WHAT IS NEEDED:
Reproduce the entries verbatim, starting with the first one and ending with the line that contains "648, 280, 684]", including that line.

Items in a dataset:
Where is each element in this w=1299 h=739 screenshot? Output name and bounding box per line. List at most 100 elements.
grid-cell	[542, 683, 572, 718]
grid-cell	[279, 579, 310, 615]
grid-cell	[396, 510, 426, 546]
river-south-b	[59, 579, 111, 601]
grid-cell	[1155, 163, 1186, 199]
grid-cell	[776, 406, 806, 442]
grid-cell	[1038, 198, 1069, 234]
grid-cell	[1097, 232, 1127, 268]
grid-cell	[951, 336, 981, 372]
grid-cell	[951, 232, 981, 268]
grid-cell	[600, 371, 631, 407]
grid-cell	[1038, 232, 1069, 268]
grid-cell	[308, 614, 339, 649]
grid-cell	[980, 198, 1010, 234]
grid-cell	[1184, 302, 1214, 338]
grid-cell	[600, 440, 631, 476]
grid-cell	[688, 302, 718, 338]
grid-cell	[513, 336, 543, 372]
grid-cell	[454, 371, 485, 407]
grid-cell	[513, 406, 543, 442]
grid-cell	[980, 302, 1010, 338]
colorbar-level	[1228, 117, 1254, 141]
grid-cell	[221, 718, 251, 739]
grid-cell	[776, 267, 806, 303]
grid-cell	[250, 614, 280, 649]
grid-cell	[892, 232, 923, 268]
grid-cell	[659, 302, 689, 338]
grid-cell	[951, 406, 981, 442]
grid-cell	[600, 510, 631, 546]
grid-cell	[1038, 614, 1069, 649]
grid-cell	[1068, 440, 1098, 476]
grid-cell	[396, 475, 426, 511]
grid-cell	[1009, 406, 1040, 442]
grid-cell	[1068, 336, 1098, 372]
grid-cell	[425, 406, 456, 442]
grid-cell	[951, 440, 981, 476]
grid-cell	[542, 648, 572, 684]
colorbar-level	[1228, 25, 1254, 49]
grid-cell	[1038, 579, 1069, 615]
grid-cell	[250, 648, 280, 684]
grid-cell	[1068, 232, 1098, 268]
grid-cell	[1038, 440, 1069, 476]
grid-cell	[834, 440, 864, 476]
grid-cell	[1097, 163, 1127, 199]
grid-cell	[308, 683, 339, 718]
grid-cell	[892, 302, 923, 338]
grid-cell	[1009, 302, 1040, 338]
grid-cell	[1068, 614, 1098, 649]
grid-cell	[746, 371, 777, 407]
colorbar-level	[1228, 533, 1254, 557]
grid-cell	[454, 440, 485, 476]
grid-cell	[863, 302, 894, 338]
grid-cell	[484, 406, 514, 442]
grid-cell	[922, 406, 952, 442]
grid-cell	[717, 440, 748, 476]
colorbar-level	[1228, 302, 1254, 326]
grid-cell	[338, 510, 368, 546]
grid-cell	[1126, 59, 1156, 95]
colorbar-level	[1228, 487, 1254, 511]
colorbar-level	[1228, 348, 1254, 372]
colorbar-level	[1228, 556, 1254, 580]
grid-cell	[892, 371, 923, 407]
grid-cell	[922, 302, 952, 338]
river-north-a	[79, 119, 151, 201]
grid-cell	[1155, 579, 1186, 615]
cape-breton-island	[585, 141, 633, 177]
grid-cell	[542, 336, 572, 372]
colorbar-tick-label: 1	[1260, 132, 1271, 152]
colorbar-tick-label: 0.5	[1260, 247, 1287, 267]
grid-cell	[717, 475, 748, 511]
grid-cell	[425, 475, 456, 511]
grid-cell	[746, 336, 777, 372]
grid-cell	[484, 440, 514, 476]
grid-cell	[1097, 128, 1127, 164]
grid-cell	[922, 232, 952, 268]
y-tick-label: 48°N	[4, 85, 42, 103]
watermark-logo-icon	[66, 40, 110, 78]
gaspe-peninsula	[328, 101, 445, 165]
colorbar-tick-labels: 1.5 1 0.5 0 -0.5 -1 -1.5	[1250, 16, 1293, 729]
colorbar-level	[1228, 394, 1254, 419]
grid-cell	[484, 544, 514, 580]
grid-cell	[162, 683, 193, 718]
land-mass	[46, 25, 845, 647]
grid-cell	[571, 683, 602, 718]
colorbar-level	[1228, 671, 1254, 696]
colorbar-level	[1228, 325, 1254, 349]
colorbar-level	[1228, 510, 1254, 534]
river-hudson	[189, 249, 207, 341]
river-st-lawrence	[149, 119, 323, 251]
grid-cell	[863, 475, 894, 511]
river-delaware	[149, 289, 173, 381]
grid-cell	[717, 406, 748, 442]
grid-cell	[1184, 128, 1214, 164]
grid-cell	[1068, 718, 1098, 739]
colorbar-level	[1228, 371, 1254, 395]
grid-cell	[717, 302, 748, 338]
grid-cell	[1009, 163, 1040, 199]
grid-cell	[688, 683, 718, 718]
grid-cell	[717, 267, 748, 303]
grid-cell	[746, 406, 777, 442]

EXERCISE RESPONSE:
Where is each element in this w=1299 h=739 screenshot? Output name and bounding box per line. List at most 100 elements.
grid-cell	[542, 683, 572, 718]
grid-cell	[279, 579, 310, 615]
grid-cell	[396, 510, 426, 546]
river-south-b	[59, 579, 111, 601]
grid-cell	[1155, 163, 1186, 199]
grid-cell	[776, 406, 806, 442]
grid-cell	[1038, 198, 1069, 234]
grid-cell	[1097, 232, 1127, 268]
grid-cell	[951, 336, 981, 372]
grid-cell	[951, 232, 981, 268]
grid-cell	[600, 371, 631, 407]
grid-cell	[1038, 232, 1069, 268]
grid-cell	[308, 614, 339, 649]
grid-cell	[980, 198, 1010, 234]
grid-cell	[1184, 302, 1214, 338]
grid-cell	[600, 440, 631, 476]
grid-cell	[688, 302, 718, 338]
grid-cell	[513, 336, 543, 372]
grid-cell	[454, 371, 485, 407]
grid-cell	[513, 406, 543, 442]
grid-cell	[980, 302, 1010, 338]
colorbar-level	[1228, 117, 1254, 141]
grid-cell	[221, 718, 251, 739]
grid-cell	[776, 267, 806, 303]
grid-cell	[250, 614, 280, 649]
grid-cell	[892, 232, 923, 268]
grid-cell	[659, 302, 689, 338]
grid-cell	[951, 406, 981, 442]
grid-cell	[600, 510, 631, 546]
grid-cell	[1038, 614, 1069, 649]
grid-cell	[1068, 440, 1098, 476]
grid-cell	[396, 475, 426, 511]
grid-cell	[1009, 406, 1040, 442]
grid-cell	[1068, 336, 1098, 372]
grid-cell	[425, 406, 456, 442]
grid-cell	[951, 440, 981, 476]
grid-cell	[542, 648, 572, 684]
colorbar-level	[1228, 25, 1254, 49]
grid-cell	[1038, 579, 1069, 615]
grid-cell	[250, 648, 280, 684]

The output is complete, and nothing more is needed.